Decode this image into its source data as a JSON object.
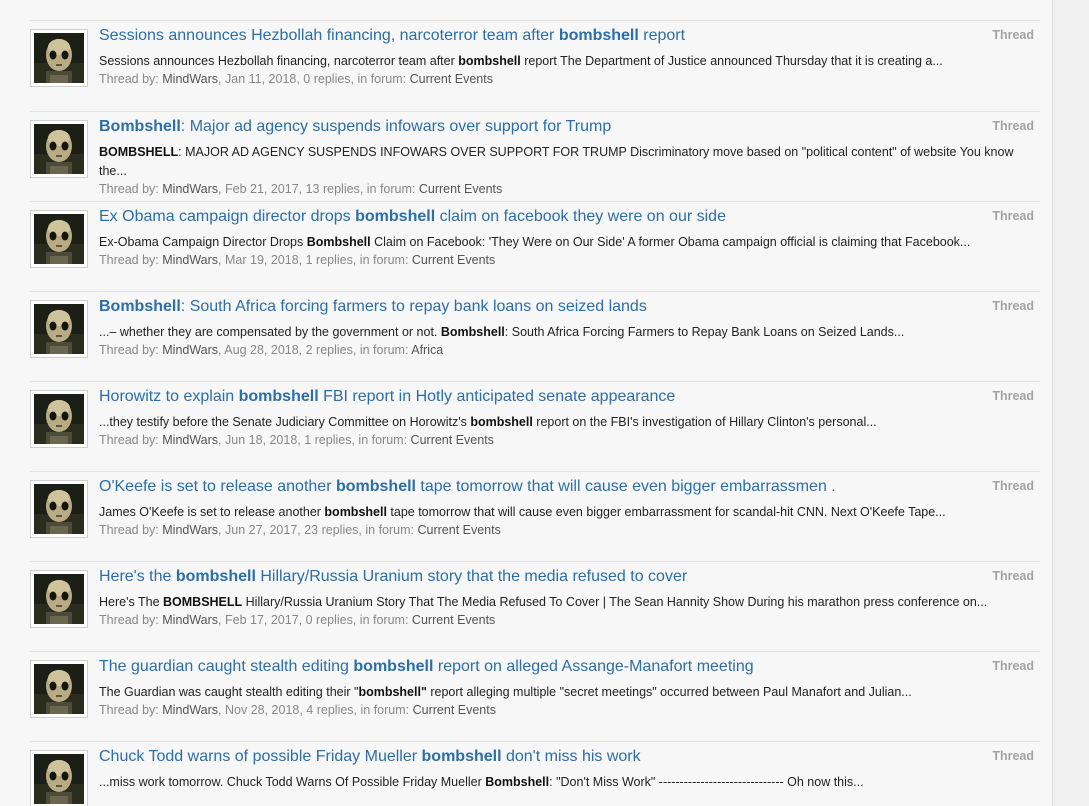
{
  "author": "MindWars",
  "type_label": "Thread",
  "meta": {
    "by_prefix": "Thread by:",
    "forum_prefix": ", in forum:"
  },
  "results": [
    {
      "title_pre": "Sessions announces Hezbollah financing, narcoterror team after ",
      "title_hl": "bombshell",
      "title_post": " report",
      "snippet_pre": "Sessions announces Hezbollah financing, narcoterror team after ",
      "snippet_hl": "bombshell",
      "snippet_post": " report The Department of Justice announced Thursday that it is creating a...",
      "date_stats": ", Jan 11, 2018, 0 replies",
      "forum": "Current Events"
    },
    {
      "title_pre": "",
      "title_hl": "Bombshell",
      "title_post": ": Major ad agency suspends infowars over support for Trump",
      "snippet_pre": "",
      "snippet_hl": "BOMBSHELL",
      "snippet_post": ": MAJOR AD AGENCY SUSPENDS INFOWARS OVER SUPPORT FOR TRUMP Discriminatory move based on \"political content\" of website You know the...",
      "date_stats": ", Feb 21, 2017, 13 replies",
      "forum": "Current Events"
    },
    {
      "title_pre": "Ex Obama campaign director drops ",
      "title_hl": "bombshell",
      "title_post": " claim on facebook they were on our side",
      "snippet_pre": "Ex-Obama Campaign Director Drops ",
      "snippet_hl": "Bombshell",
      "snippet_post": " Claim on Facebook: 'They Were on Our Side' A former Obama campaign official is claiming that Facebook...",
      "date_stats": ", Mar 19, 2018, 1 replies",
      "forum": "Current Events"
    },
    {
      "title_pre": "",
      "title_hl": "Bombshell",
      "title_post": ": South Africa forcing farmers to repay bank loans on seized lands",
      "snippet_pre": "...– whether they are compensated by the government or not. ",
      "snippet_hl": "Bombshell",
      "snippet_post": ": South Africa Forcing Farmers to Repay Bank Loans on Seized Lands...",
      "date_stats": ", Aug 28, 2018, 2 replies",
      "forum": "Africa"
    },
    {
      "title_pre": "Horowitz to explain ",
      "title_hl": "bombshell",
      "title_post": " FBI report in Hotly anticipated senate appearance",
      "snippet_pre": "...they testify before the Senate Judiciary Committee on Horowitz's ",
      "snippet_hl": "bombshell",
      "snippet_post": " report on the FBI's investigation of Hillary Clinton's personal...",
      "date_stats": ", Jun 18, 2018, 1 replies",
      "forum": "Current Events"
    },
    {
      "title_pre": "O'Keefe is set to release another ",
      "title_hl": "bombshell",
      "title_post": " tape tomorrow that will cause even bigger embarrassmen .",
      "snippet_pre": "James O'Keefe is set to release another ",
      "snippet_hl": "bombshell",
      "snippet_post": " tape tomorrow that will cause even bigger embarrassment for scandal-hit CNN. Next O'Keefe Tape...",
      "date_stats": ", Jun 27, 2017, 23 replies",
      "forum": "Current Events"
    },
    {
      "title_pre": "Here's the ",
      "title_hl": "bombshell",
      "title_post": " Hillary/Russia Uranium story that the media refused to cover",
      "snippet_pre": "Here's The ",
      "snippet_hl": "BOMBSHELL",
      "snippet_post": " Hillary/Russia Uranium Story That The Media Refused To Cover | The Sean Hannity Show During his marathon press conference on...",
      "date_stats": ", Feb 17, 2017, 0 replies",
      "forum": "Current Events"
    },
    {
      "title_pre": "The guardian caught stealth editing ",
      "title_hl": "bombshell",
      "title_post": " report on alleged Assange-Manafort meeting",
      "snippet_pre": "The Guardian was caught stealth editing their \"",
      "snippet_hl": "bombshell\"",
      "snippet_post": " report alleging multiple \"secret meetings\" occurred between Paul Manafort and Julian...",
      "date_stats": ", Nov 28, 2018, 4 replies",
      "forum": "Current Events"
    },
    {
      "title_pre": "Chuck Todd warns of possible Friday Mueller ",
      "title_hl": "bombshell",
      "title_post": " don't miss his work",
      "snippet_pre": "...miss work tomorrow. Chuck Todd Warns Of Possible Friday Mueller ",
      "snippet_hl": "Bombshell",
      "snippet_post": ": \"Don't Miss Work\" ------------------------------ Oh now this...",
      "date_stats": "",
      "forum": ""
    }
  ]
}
--------------------------------------------------
- [Work to complete]
Give back the entries verbatim. Do not include any picture.

- [Result of this task]
Decode this image into its source data as a JSON object.
{
  "author": "MindWars",
  "type_label": "Thread",
  "meta": {
    "by_prefix": "Thread by:",
    "forum_prefix": ", in forum:"
  },
  "results": [
    {
      "title_pre": "Sessions announces Hezbollah financing, narcoterror team after ",
      "title_hl": "bombshell",
      "title_post": " report",
      "snippet_pre": "Sessions announces Hezbollah financing, narcoterror team after ",
      "snippet_hl": "bombshell",
      "snippet_post": " report The Department of Justice announced Thursday that it is creating a...",
      "date_stats": ", Jan 11, 2018, 0 replies",
      "forum": "Current Events"
    },
    {
      "title_pre": "",
      "title_hl": "Bombshell",
      "title_post": ": Major ad agency suspends infowars over support for Trump",
      "snippet_pre": "",
      "snippet_hl": "BOMBSHELL",
      "snippet_post": ": MAJOR AD AGENCY SUSPENDS INFOWARS OVER SUPPORT FOR TRUMP Discriminatory move based on \"political content\" of website You know the...",
      "date_stats": ", Feb 21, 2017, 13 replies",
      "forum": "Current Events"
    },
    {
      "title_pre": "Ex Obama campaign director drops ",
      "title_hl": "bombshell",
      "title_post": " claim on facebook they were on our side",
      "snippet_pre": "Ex-Obama Campaign Director Drops ",
      "snippet_hl": "Bombshell",
      "snippet_post": " Claim on Facebook: 'They Were on Our Side' A former Obama campaign official is claiming that Facebook...",
      "date_stats": ", Mar 19, 2018, 1 replies",
      "forum": "Current Events"
    },
    {
      "title_pre": "",
      "title_hl": "Bombshell",
      "title_post": ": South Africa forcing farmers to repay bank loans on seized lands",
      "snippet_pre": "...– whether they are compensated by the government or not. ",
      "snippet_hl": "Bombshell",
      "snippet_post": ": South Africa Forcing Farmers to Repay Bank Loans on Seized Lands...",
      "date_stats": ", Aug 28, 2018, 2 replies",
      "forum": "Africa"
    },
    {
      "title_pre": "Horowitz to explain ",
      "title_hl": "bombshell",
      "title_post": " FBI report in Hotly anticipated senate appearance",
      "snippet_pre": "...they testify before the Senate Judiciary Committee on Horowitz's ",
      "snippet_hl": "bombshell",
      "snippet_post": " report on the FBI's investigation of Hillary Clinton's personal...",
      "date_stats": ", Jun 18, 2018, 1 replies",
      "forum": "Current Events"
    },
    {
      "title_pre": "O'Keefe is set to release another ",
      "title_hl": "bombshell",
      "title_post": " tape tomorrow that will cause even bigger embarrassmen .",
      "snippet_pre": "James O'Keefe is set to release another ",
      "snippet_hl": "bombshell",
      "snippet_post": " tape tomorrow that will cause even bigger embarrassment for scandal-hit CNN. Next O'Keefe Tape...",
      "date_stats": ", Jun 27, 2017, 23 replies",
      "forum": "Current Events"
    },
    {
      "title_pre": "Here's the ",
      "title_hl": "bombshell",
      "title_post": " Hillary/Russia Uranium story that the media refused to cover",
      "snippet_pre": "Here's The ",
      "snippet_hl": "BOMBSHELL",
      "snippet_post": " Hillary/Russia Uranium Story That The Media Refused To Cover | The Sean Hannity Show During his marathon press conference on...",
      "date_stats": ", Feb 17, 2017, 0 replies",
      "forum": "Current Events"
    },
    {
      "title_pre": "The guardian caught stealth editing ",
      "title_hl": "bombshell",
      "title_post": " report on alleged Assange-Manafort meeting",
      "snippet_pre": "The Guardian was caught stealth editing their \"",
      "snippet_hl": "bombshell\"",
      "snippet_post": " report alleging multiple \"secret meetings\" occurred between Paul Manafort and Julian...",
      "date_stats": ", Nov 28, 2018, 4 replies",
      "forum": "Current Events"
    },
    {
      "title_pre": "Chuck Todd warns of possible Friday Mueller ",
      "title_hl": "bombshell",
      "title_post": " don't miss his work",
      "snippet_pre": "...miss work tomorrow. Chuck Todd Warns Of Possible Friday Mueller ",
      "snippet_hl": "Bombshell",
      "snippet_post": ": \"Don't Miss Work\" ------------------------------ Oh now this...",
      "date_stats": "",
      "forum": ""
    }
  ]
}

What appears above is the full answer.